▶ **What is expected**:
Only the lines from the one with "Convert this document image to plain text." to the end of the data below should be given again, exactly, with both ends included and pictures omitted.

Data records

────────

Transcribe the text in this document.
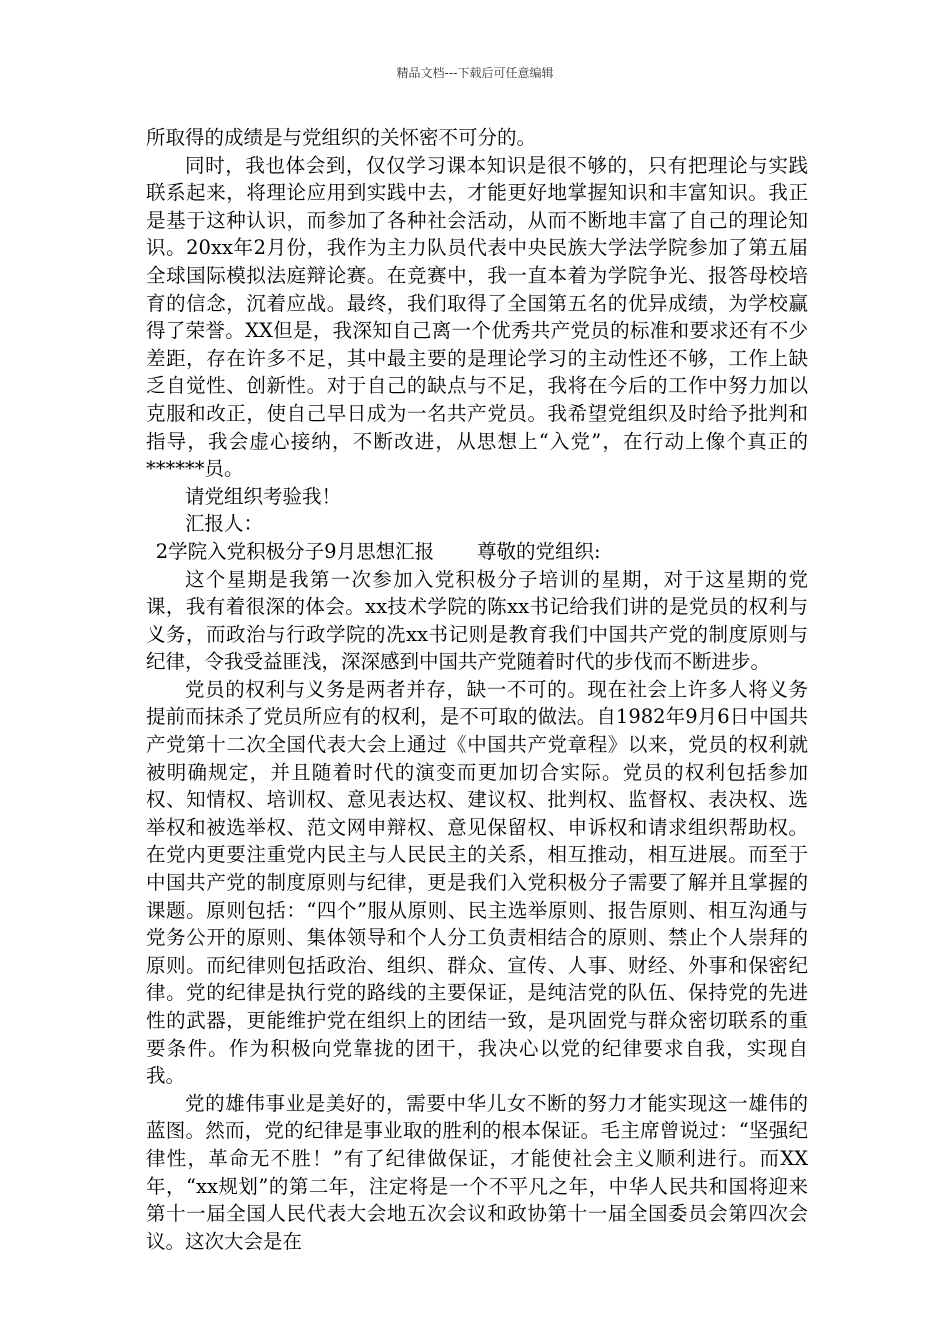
精品文档---下载后可任意编辑

所取得的成绩是与党组织的关怀密不可分的。

同时，我也体会到，仅仅学习课本知识是很不够的，只有把理论与实践联系起来，将理论应用到实践中去，才能更好地掌握知识和丰富知识。我正是基于这种认识，而参加了各种社会活动，从而不断地丰富了自己的理论知识。20xx年2月份，我作为主力队员代表中央民族大学法学院参加了第五届全球国际模拟法庭辩论赛。在竞赛中，我一直本着为学院争光、报答母校培育的信念，沉着应战。最终，我们取得了全国第五名的优异成绩，为学校赢得了荣誉。XX但是，我深知自己离一个优秀共产党员的标准和要求还有不少差距，存在许多不足，其中最主要的是理论学习的主动性还不够，工作上缺乏自觉性、创新性。对于自己的缺点与不足，我将在今后的工作中努力加以克服和改正，使自己早日成为一名共产党员。我希望党组织及时给予批判和指导，我会虚心接纳，不断改进，从思想上“入党”，在行动上像个真正的******员。

请党组织考验我！

汇报人：

2学院入党积极分子9月思想汇报 尊敬的党组织:

这个星期是我第一次参加入党积极分子培训的星期，对于这星期的党课，我有着很深的体会。xx技术学院的陈xx书记给我们讲的是党员的权利与义务，而政治与行政学院的冼xx书记则是教育我们中国共产党的制度原则与纪律，令我受益匪浅，深深感到中国共产党随着时代的步伐而不断进步。

党员的权利与义务是两者并存，缺一不可的。现在社会上许多人将义务提前而抹杀了党员所应有的权利，是不可取的做法。自1982年9月6日中国共产党第十二次全国代表大会上通过《中国共产党章程》以来，党员的权利就被明确规定，并且随着时代的演变而更加切合实际。党员的权利包括参加权、知情权、培训权、意见表达权、建议权、批判权、监督权、表决权、选举权和被选举权、范文网申辩权、意见保留权、申诉权和请求组织帮助权。在党内更要注重党内民主与人民民主的关系，相互推动，相互进展。而至于中国共产党的制度原则与纪律，更是我们入党积极分子需要了解并且掌握的课题。原则包括：“四个”服从原则、民主选举原则、报告原则、相互沟通与党务公开的原则、集体领导和个人分工负责相结合的原则、禁止个人崇拜的原则。而纪律则包括政治、组织、群众、宣传、人事、财经、外事和保密纪律。党的纪律是执行党的路线的主要保证，是纯洁党的队伍、保持党的先进性的武器，更能维护党在组织上的团结一致，是巩固党与群众密切联系的重要条件。作为积极向党靠拢的团干，我决心以党的纪律要求自我，实现自我。

党的雄伟事业是美好的，需要中华儿女不断的努力才能实现这一雄伟的蓝图。然而，党的纪律是事业取的胜利的根本保证。毛主席曾说过：“坚强纪律性，革命无不胜！”有了纪律做保证，才能使社会主义顺利进行。而XX年，“xx规划”的第二年，注定将是一个不平凡之年，中华人民共和国将迎来第十一届全国人民代表大会地五次会议和政协第十一届全国委员会第四次会议。这次大会是在
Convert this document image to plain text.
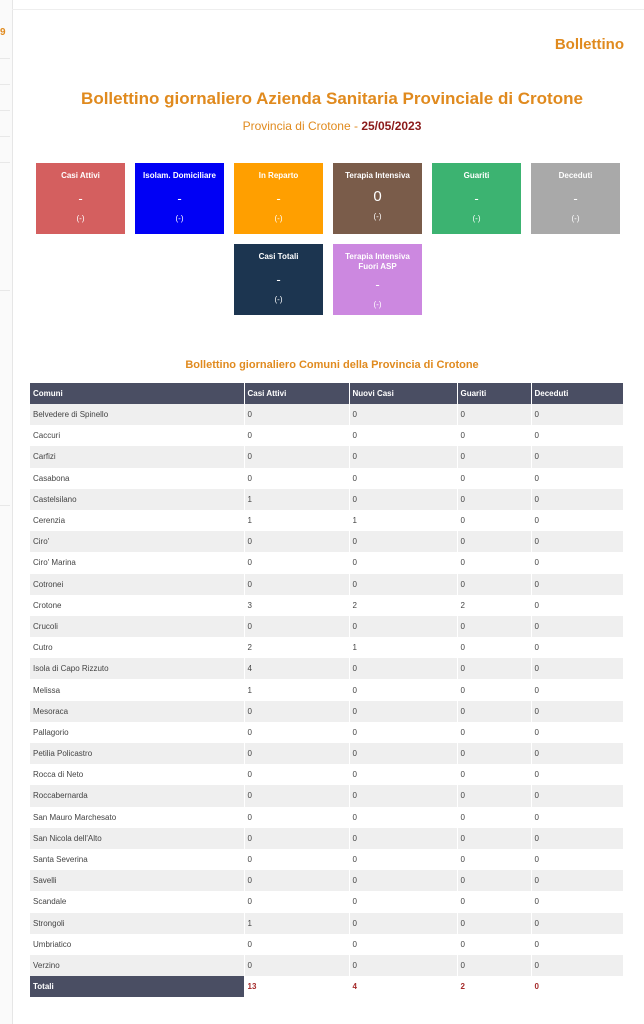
9
Bollettino
Bollettino giornaliero Azienda Sanitaria Provinciale di Crotone
Provincia di Crotone - 25/05/2023
Casi Attivi
-
(-)
Isolam. Domiciliare
-
(-)
In Reparto
-
(-)
Terapia Intensiva
0
(-)
Guariti
-
(-)
Deceduti
-
(-)
Casi Totali
-
(-)
Terapia Intensiva Fuori ASP
-
(-)
Bollettino giornaliero Comuni della Provincia di Crotone
Comuni	Casi Attivi	Nuovi Casi	Guariti	Deceduti
Belvedere di Spinello	0	0	0	0
Caccuri	0	0	0	0
Carfizi	0	0	0	0
Casabona	0	0	0	0
Castelsilano	1	0	0	0
Cerenzia	1	1	0	0
Ciro'	0	0	0	0
Ciro' Marina	0	0	0	0
Cotronei	0	0	0	0
Crotone	3	2	2	0
Crucoli	0	0	0	0
Cutro	2	1	0	0
Isola di Capo Rizzuto	4	0	0	0
Melissa	1	0	0	0
Mesoraca	0	0	0	0
Pallagorio	0	0	0	0
Petilia Policastro	0	0	0	0
Rocca di Neto	0	0	0	0
Roccabernarda	0	0	0	0
San Mauro Marchesato	0	0	0	0
San Nicola dell'Alto	0	0	0	0
Santa Severina	0	0	0	0
Savelli	0	0	0	0
Scandale	0	0	0	0
Strongoli	1	0	0	0
Umbriatico	0	0	0	0
Verzino	0	0	0	0
Totali	13	4	2	0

────────

▶ **Written answer**:
Convert this document image to plain text.
9
Bollettino
Bollettino giornaliero Azienda Sanitaria Provinciale di Crotone
Provincia di Crotone - 25/05/2023
Casi Attivi
-
(-)
Isolam. Domiciliare
-
(-)
In Reparto
-
(-)
Terapia Intensiva
0
(-)
Guariti
-
(-)
Deceduti
-
(-)
Casi Totali
-
(-)
Terapia Intensiva Fuori ASP
-
(-)
Bollettino giornaliero Comuni della Provincia di Crotone
Comuni	Casi Attivi	Nuovi Casi	Guariti	Deceduti
Belvedere di Spinello	0	0	0	0
Caccuri	0	0	0	0
Carfizi	0	0	0	0
Casabona	0	0	0	0
Castelsilano	1	0	0	0
Cerenzia	1	1	0	0
Ciro'	0	0	0	0
Ciro' Marina	0	0	0	0
Cotronei	0	0	0	0
Crotone	3	2	2	0
Crucoli	0	0	0	0
Cutro	2	1	0	0
Isola di Capo Rizzuto	4	0	0	0
Melissa	1	0	0	0
Mesoraca	0	0	0	0
Pallagorio	0	0	0	0
Petilia Policastro	0	0	0	0
Rocca di Neto	0	0	0	0
Roccabernarda	0	0	0	0
San Mauro Marchesato	0	0	0	0
San Nicola dell'Alto	0	0	0	0
Santa Severina	0	0	0	0
Savelli	0	0	0	0
Scandale	0	0	0	0
Strongoli	1	0	0	0
Umbriatico	0	0	0	0
Verzino	0	0	0	0
Totali	13	4	2	0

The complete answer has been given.